What is expected ▸
Copy each line that contains the string "worksheet".

Material for this exercise ▸
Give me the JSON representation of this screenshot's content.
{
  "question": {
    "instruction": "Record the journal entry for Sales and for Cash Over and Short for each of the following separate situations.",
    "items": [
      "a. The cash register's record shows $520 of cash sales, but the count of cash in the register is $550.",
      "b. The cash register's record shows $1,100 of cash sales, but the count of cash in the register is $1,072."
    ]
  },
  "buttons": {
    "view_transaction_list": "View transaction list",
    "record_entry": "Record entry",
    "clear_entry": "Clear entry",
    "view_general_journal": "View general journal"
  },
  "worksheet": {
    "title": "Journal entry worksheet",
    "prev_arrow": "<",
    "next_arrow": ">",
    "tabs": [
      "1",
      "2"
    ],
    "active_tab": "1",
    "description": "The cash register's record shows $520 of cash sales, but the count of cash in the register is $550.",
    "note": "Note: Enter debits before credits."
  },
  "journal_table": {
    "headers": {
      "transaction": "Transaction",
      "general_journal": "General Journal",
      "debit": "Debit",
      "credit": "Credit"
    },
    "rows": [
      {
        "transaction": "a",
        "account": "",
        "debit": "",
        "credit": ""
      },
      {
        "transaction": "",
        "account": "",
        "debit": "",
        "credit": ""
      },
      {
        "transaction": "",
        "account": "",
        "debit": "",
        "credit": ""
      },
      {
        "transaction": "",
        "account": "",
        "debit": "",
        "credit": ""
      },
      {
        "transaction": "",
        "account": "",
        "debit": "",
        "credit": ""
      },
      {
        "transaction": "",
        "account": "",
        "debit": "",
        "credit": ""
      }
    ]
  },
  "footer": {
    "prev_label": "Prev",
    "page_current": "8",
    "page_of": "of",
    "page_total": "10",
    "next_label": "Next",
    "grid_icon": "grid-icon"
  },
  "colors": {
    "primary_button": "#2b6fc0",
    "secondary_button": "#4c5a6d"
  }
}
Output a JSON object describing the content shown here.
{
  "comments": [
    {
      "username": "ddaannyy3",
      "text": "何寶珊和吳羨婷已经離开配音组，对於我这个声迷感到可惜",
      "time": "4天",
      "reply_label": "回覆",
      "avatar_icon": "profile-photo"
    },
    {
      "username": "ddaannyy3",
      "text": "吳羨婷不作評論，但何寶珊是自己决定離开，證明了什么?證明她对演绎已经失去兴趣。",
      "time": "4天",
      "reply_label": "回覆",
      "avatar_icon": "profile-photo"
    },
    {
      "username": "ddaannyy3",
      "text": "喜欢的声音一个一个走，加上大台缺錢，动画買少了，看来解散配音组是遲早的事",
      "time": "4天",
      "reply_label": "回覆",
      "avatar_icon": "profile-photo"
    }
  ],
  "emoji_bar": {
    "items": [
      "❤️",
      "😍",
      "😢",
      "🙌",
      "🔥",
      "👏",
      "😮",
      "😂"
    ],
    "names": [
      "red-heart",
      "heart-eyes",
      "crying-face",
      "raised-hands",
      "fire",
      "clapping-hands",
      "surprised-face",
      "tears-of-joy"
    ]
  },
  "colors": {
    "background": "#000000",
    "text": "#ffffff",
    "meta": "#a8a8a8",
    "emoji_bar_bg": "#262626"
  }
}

Reply to the task ▸
  "worksheet": {
    "title": "Journal entry worksheet",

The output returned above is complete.